■ **WRITTEN REQUEST**: Images are excluded; otherwise, output every record exactly.
### RECORDS FOR THE EXERCISE
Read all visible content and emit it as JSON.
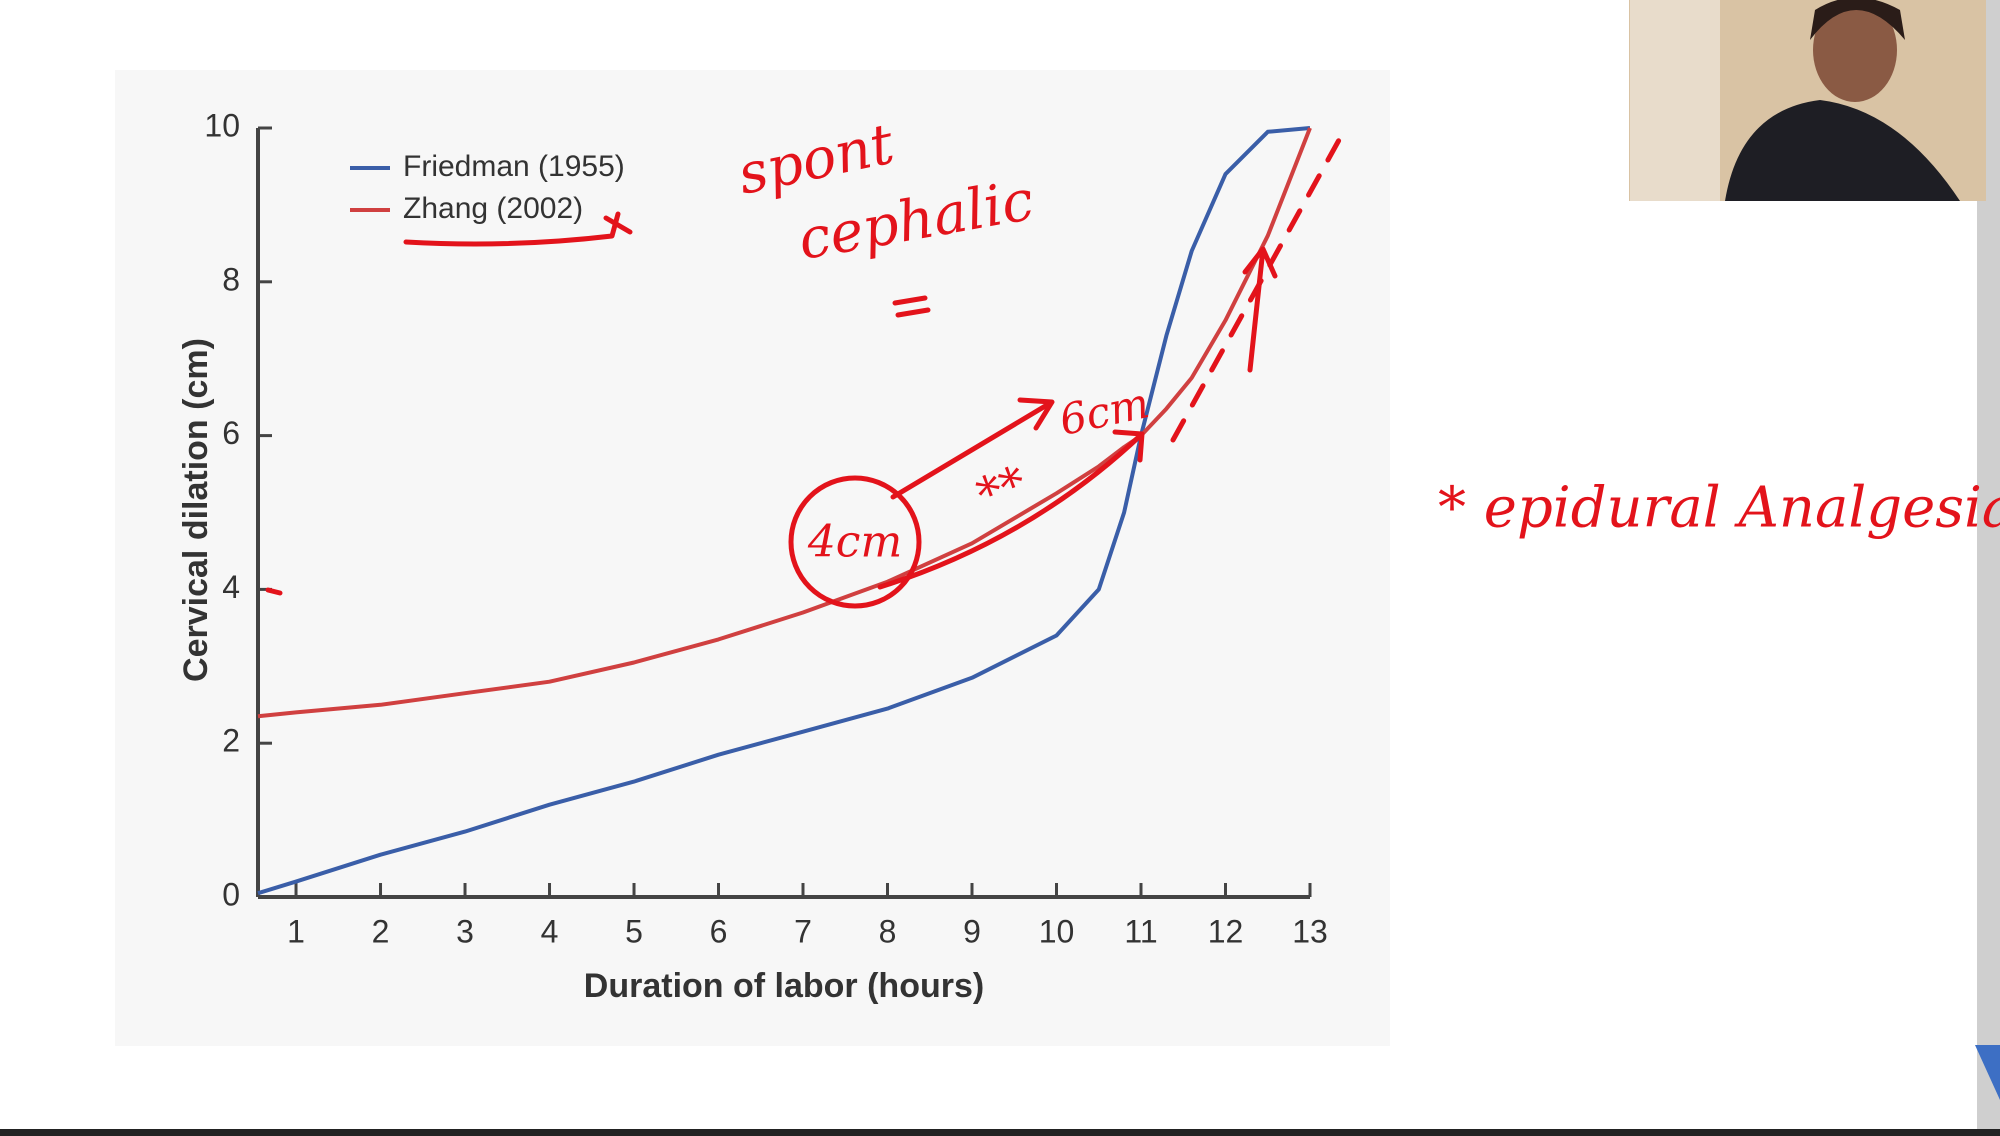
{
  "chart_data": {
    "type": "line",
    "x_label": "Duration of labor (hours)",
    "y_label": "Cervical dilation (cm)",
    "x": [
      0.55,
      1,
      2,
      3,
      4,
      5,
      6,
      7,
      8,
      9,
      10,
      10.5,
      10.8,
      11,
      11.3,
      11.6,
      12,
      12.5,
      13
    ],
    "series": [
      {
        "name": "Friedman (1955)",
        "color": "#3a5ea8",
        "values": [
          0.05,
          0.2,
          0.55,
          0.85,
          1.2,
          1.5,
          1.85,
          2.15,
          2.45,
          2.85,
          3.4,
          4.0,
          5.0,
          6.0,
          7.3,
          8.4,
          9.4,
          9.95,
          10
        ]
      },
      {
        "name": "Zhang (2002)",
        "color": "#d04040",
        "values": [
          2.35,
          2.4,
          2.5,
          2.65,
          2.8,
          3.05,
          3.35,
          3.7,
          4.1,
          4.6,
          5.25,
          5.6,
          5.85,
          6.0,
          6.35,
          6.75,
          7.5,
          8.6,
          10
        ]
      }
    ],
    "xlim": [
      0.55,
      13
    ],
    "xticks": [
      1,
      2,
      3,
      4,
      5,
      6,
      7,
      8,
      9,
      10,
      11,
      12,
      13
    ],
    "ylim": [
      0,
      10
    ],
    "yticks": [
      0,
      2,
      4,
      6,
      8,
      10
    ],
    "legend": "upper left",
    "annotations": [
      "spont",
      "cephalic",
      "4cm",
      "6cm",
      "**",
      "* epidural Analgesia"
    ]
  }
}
######
■ **ANSWER TO THIS EXERCISE**:
Read all visible content and emit it as JSON.
{
  "chart_data": {
    "type": "line",
    "x_label": "Duration of labor (hours)",
    "y_label": "Cervical dilation (cm)",
    "x": [
      0.55,
      1,
      2,
      3,
      4,
      5,
      6,
      7,
      8,
      9,
      10,
      10.5,
      10.8,
      11,
      11.3,
      11.6,
      12,
      12.5,
      13
    ],
    "series": [
      {
        "name": "Friedman (1955)",
        "color": "#3a5ea8",
        "values": [
          0.05,
          0.2,
          0.55,
          0.85,
          1.2,
          1.5,
          1.85,
          2.15,
          2.45,
          2.85,
          3.4,
          4.0,
          5.0,
          6.0,
          7.3,
          8.4,
          9.4,
          9.95,
          10
        ]
      },
      {
        "name": "Zhang (2002)",
        "color": "#d04040",
        "values": [
          2.35,
          2.4,
          2.5,
          2.65,
          2.8,
          3.05,
          3.35,
          3.7,
          4.1,
          4.6,
          5.25,
          5.6,
          5.85,
          6.0,
          6.35,
          6.75,
          7.5,
          8.6,
          10
        ]
      }
    ],
    "xlim": [
      0.55,
      13
    ],
    "xticks": [
      1,
      2,
      3,
      4,
      5,
      6,
      7,
      8,
      9,
      10,
      11,
      12,
      13
    ],
    "ylim": [
      0,
      10
    ],
    "yticks": [
      0,
      2,
      4,
      6,
      8,
      10
    ],
    "legend": "upper left",
    "annotations": [
      "spont",
      "cephalic",
      "4cm",
      "6cm",
      "**",
      "* epidural Analgesia"
    ]
  }
}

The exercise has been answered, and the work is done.